══ Supplied data ══
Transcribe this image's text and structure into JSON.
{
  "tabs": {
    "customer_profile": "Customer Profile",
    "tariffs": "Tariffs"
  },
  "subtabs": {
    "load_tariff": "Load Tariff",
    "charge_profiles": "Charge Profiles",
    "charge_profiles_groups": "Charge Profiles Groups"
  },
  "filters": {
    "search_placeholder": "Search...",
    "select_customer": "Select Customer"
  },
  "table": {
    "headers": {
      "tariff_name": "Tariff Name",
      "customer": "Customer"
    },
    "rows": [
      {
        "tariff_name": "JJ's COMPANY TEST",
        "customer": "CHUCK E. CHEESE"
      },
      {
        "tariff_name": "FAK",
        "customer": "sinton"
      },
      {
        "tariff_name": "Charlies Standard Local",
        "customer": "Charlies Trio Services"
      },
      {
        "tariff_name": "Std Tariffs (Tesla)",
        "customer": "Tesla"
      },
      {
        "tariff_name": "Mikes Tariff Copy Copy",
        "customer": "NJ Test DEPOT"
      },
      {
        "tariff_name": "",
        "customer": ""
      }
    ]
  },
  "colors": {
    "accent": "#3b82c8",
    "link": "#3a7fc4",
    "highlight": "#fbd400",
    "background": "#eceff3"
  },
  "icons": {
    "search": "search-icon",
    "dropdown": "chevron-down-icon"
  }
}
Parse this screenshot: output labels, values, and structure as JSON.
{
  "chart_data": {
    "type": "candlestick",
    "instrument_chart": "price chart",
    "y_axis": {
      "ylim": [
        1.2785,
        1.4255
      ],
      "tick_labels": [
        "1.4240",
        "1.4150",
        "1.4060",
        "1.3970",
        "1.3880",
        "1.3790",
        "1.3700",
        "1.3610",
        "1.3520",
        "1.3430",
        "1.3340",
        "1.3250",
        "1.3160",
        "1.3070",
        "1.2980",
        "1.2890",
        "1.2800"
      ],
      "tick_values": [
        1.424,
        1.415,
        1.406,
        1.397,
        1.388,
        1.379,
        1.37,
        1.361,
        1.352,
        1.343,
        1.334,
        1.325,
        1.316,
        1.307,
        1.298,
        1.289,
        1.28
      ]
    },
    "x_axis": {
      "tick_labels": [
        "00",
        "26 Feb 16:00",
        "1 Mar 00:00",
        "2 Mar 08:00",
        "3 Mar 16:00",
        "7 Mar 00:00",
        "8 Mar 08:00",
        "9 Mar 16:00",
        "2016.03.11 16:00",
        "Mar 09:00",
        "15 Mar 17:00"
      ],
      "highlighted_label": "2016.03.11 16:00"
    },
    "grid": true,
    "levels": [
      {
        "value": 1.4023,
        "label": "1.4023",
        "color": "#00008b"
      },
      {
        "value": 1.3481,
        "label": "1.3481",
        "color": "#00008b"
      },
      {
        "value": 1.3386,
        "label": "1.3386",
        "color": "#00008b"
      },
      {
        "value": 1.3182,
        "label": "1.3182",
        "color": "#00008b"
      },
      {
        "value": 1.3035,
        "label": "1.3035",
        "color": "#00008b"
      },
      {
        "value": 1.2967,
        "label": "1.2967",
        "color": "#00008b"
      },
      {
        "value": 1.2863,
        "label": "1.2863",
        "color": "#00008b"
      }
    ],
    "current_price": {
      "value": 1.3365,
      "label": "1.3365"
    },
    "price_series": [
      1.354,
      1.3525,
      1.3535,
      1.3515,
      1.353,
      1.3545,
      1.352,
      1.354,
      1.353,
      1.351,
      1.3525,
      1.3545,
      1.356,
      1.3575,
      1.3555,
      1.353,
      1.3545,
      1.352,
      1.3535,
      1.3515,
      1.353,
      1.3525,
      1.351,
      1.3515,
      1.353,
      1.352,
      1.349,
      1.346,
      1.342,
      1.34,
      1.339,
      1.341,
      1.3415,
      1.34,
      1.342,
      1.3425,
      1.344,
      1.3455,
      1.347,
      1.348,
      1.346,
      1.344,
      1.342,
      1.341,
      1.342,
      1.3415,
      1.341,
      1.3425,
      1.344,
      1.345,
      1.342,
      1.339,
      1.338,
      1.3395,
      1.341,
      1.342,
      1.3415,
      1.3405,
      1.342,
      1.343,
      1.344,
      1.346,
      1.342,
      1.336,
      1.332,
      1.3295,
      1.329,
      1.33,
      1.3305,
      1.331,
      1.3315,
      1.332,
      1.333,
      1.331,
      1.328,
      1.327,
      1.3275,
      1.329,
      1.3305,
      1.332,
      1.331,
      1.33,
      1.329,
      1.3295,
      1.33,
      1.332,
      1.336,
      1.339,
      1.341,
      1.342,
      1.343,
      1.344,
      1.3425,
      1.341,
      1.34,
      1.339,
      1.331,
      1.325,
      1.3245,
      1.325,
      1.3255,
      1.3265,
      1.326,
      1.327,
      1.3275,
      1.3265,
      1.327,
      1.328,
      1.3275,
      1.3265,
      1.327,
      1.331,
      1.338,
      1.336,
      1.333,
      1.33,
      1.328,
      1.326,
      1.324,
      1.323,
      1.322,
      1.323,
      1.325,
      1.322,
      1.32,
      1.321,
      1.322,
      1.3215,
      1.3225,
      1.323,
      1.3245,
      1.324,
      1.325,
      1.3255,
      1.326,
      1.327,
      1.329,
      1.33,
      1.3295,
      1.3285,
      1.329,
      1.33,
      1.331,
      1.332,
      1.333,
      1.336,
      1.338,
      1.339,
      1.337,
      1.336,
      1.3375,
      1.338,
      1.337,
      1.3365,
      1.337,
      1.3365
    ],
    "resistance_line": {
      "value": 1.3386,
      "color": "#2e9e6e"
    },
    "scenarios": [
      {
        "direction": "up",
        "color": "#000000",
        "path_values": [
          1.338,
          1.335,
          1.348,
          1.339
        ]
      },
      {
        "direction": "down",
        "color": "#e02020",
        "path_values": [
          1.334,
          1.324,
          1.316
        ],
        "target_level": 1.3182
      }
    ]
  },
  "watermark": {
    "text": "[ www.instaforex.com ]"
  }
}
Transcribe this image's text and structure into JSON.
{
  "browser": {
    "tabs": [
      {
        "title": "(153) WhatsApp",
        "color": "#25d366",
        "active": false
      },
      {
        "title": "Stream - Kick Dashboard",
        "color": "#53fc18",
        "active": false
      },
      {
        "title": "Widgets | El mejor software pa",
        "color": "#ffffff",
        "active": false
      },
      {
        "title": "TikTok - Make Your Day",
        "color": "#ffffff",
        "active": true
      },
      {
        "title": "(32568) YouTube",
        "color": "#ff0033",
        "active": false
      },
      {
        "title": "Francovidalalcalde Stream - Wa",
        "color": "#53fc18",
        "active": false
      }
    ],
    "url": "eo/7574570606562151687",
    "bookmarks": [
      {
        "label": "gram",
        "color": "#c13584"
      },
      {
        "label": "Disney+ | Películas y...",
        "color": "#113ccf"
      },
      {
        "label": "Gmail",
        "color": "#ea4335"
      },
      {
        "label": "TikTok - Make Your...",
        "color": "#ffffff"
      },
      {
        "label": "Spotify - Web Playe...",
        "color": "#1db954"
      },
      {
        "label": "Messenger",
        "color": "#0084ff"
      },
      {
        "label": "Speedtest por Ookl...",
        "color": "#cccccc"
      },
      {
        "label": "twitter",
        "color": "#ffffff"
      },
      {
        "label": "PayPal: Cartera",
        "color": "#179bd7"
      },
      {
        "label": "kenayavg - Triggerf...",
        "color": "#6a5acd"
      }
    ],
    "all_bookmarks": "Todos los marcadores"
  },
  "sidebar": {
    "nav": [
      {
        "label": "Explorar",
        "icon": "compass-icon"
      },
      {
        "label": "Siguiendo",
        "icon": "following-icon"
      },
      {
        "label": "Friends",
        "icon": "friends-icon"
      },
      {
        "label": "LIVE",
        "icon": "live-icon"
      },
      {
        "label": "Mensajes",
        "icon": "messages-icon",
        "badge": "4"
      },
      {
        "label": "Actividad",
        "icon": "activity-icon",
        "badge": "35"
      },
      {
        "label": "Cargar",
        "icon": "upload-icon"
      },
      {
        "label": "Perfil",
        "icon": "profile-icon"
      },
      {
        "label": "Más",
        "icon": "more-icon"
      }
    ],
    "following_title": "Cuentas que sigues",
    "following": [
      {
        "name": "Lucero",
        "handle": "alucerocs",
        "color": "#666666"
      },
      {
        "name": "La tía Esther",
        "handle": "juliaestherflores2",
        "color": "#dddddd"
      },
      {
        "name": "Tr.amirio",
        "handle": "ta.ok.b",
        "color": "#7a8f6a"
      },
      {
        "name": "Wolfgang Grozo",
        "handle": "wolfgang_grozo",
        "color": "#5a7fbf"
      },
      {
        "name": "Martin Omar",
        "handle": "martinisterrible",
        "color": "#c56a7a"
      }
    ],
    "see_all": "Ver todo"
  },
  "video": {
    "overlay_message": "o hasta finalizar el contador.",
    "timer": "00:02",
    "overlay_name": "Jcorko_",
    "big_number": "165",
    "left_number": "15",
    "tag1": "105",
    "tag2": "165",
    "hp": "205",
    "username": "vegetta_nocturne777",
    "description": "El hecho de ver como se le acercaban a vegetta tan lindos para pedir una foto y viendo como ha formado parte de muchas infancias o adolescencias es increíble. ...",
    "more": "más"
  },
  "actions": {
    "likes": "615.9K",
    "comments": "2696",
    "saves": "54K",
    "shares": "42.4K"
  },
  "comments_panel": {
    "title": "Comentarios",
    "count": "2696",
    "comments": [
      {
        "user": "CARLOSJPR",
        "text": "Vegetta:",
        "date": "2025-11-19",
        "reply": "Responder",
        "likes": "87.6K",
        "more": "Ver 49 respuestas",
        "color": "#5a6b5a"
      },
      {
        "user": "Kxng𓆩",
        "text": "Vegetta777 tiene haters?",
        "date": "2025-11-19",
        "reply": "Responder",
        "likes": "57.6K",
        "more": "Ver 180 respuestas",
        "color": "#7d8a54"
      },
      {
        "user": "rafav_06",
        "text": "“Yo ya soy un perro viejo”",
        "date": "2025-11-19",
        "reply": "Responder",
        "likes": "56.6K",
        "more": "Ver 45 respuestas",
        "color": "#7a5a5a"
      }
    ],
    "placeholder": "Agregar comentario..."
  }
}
═══
Each line that holds the string "text" counts once; give the total and nothing else.

### Complete output
6